Copy out the lines that include the word "oszczędnościowo".

-- BEGIN --

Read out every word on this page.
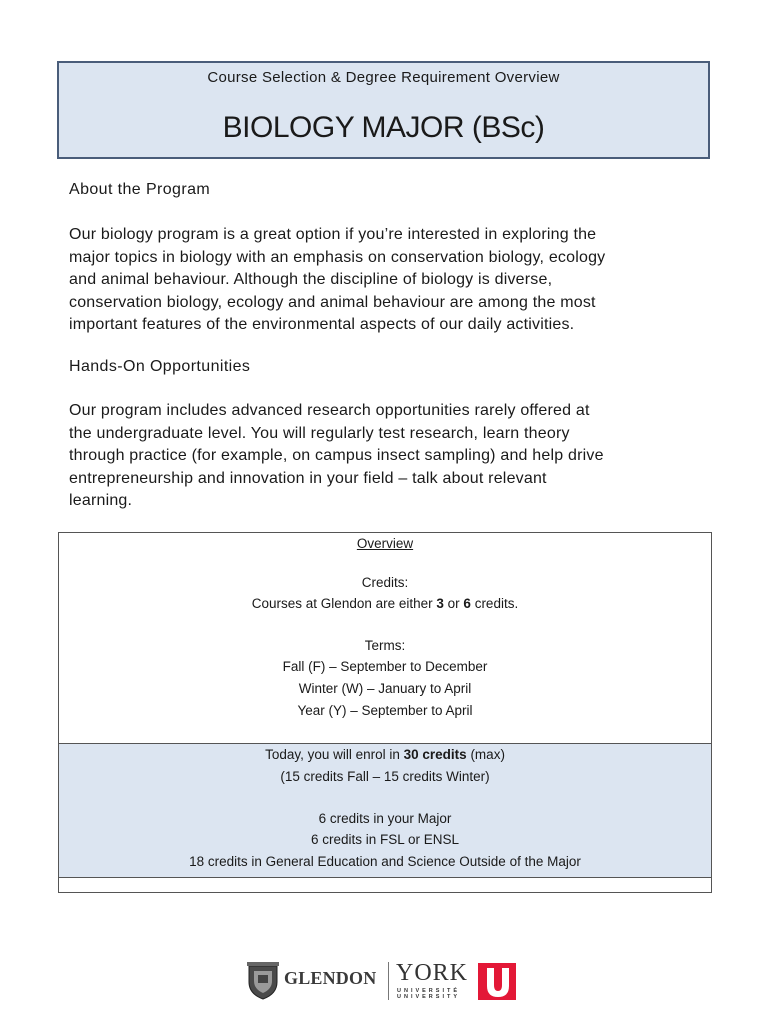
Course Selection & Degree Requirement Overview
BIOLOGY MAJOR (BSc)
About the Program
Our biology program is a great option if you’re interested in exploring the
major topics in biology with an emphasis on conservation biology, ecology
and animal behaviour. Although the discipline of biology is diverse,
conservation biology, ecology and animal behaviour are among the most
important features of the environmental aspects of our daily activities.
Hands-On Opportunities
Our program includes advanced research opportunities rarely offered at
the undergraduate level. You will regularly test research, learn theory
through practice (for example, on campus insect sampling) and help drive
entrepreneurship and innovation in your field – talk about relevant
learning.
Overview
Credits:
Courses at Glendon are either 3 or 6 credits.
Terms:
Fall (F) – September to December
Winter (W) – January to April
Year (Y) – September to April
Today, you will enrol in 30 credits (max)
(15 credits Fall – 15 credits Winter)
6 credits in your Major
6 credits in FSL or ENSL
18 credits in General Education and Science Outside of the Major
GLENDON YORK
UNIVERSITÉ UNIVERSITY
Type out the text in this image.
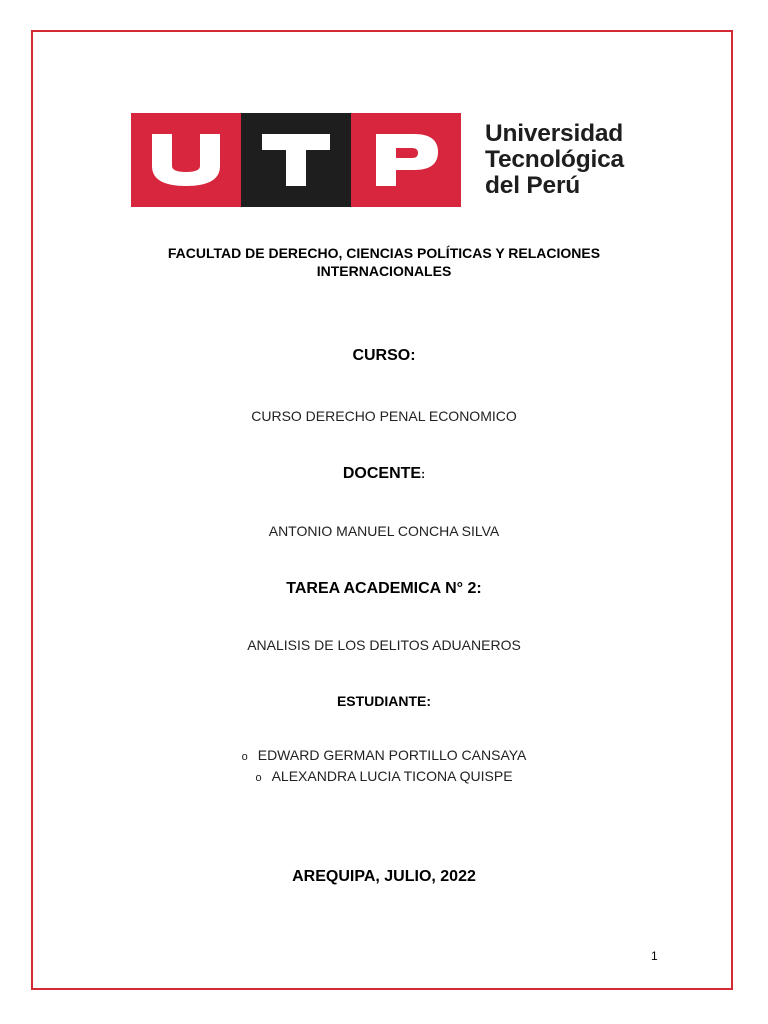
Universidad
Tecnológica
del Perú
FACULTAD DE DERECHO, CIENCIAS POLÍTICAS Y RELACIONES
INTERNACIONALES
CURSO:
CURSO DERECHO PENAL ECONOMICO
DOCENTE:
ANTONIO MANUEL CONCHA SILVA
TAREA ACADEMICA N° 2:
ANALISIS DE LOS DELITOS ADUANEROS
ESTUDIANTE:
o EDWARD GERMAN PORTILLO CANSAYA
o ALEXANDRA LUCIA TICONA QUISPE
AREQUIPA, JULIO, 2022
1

-- END --
-- BEGIN --

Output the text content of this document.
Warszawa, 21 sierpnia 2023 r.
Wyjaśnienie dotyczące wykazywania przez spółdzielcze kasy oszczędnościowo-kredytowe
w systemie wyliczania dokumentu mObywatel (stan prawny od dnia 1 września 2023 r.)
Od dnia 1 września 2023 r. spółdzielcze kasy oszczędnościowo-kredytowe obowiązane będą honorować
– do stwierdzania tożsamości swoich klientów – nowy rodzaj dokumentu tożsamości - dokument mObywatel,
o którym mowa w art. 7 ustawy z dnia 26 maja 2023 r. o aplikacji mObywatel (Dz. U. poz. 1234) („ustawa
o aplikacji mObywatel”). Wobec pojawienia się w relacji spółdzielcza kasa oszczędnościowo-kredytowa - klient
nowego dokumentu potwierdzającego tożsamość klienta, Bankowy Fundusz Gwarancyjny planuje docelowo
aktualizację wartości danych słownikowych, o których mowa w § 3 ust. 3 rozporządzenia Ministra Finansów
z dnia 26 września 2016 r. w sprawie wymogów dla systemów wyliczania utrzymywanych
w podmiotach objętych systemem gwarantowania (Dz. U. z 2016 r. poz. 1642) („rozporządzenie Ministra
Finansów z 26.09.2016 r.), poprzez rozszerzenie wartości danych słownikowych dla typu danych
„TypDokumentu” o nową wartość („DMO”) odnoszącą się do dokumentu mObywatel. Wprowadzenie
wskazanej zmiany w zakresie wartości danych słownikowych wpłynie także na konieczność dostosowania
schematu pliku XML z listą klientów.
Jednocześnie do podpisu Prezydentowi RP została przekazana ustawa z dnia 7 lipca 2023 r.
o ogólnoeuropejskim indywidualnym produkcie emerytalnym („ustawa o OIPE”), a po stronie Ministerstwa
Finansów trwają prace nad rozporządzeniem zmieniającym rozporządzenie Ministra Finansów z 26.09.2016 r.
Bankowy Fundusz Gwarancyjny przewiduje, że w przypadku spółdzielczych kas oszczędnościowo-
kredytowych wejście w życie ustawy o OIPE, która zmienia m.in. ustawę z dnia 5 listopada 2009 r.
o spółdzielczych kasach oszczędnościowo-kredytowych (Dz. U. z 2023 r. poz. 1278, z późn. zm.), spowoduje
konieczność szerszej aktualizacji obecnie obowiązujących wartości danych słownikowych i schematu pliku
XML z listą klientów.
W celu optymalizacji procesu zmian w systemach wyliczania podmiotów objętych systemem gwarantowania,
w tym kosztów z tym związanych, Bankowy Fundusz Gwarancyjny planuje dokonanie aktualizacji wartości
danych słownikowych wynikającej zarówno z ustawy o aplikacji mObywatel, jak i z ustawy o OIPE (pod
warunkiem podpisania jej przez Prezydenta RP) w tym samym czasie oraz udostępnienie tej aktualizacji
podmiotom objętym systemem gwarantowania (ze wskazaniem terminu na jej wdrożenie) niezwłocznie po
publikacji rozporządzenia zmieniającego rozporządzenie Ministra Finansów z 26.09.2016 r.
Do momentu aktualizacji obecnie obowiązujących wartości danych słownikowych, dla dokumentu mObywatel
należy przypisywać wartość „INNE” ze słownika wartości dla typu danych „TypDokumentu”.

-- END --

■ **FINISHED TASK**:
Wyjaśnienie dotyczące wykazywania przez spółdzielcze kasy oszczędnościowo-kredytowe
Od dnia 1 września 2023 r. spółdzielcze kasy oszczędnościowo-kredytowe obowiązane będą honorować
o aplikacji mObywatel”). Wobec pojawienia się w relacji spółdzielcza kasa oszczędnościowo-kredytowa - klient
Bankowy Fundusz Gwarancyjny przewiduje, że w przypadku spółdzielczych kas oszczędnościowo-
o spółdzielczych kasach oszczędnościowo-kredytowych (Dz. U. z 2023 r. poz. 1278, z późn. zm.), spowoduje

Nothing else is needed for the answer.